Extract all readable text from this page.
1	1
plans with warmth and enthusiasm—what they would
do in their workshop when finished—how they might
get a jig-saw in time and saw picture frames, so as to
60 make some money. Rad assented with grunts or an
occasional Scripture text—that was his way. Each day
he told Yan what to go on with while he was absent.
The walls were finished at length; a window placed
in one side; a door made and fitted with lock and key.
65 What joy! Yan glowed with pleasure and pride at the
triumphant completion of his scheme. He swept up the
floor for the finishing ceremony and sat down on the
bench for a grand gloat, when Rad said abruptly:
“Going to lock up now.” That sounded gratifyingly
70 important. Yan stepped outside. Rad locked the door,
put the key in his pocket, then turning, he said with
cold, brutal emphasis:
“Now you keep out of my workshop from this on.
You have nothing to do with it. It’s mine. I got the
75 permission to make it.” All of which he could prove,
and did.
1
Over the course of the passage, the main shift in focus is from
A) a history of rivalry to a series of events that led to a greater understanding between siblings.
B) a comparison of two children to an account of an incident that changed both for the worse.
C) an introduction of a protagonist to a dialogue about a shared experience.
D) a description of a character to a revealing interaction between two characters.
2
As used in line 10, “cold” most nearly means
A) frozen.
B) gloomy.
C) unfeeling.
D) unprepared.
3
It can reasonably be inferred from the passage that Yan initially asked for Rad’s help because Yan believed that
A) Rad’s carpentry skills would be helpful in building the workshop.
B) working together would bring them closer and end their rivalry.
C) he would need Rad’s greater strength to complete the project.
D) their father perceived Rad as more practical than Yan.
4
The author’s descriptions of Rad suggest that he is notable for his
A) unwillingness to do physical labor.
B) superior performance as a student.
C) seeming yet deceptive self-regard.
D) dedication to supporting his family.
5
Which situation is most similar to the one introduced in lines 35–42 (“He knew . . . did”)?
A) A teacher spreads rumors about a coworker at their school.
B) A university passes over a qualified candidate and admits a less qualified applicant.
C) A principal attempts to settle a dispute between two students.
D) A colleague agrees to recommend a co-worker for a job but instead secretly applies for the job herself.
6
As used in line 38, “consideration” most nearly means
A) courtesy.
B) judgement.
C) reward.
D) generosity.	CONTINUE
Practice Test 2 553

* * *

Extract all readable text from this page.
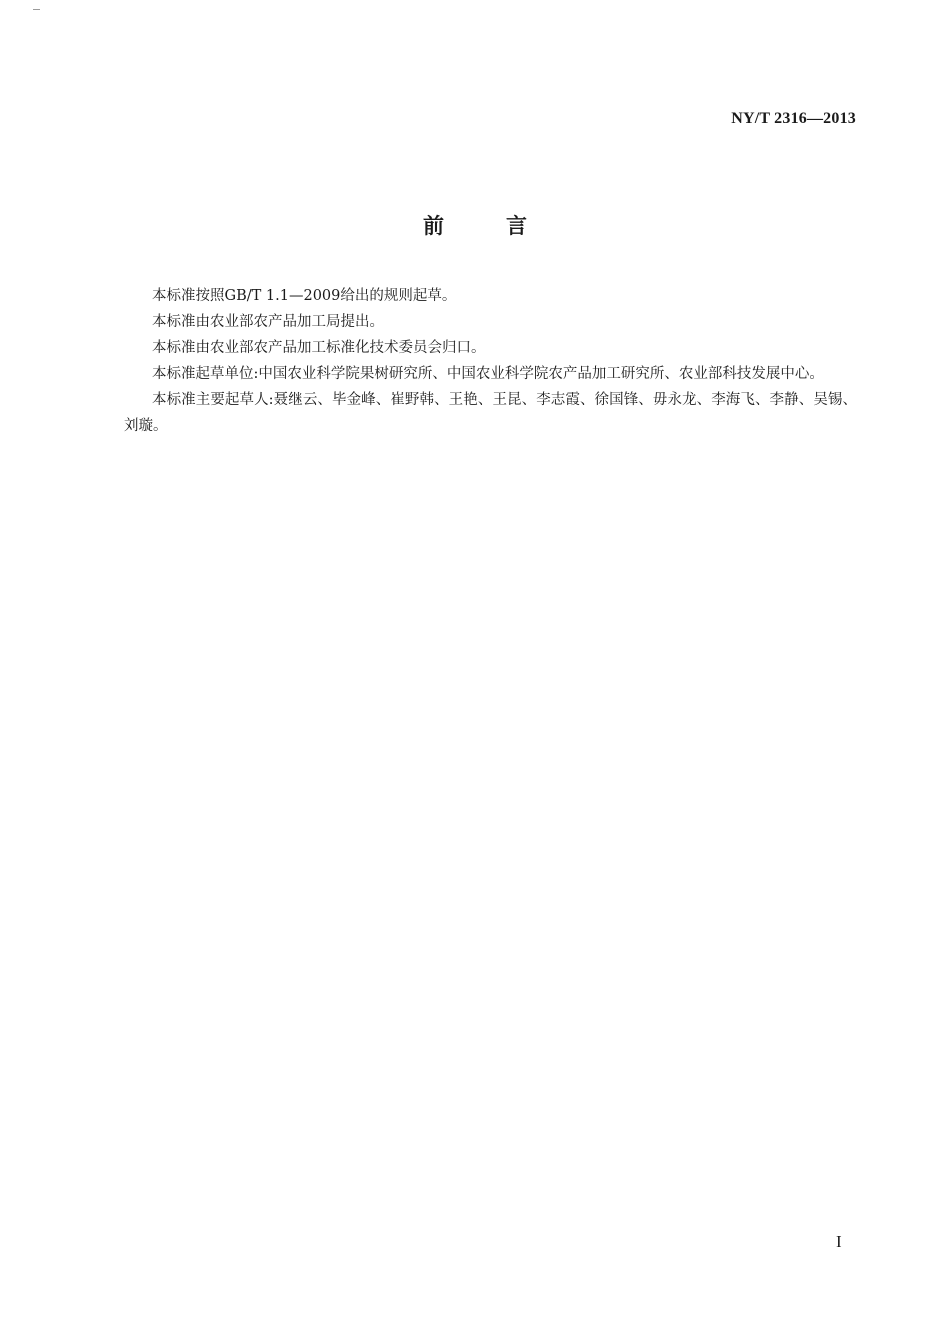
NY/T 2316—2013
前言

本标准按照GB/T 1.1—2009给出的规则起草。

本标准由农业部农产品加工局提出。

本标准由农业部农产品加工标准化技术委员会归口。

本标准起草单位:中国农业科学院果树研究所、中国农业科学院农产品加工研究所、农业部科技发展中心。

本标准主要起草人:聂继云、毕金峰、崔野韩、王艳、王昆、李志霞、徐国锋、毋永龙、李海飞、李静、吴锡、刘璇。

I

**TASK TO CARRY OUT:** Which lines in the listing above hold the word "said"? Show each of them.

**RESULT:**
bench for a grand gloat, when Rad said abruptly:
put the key in his pocket, then turning, he said with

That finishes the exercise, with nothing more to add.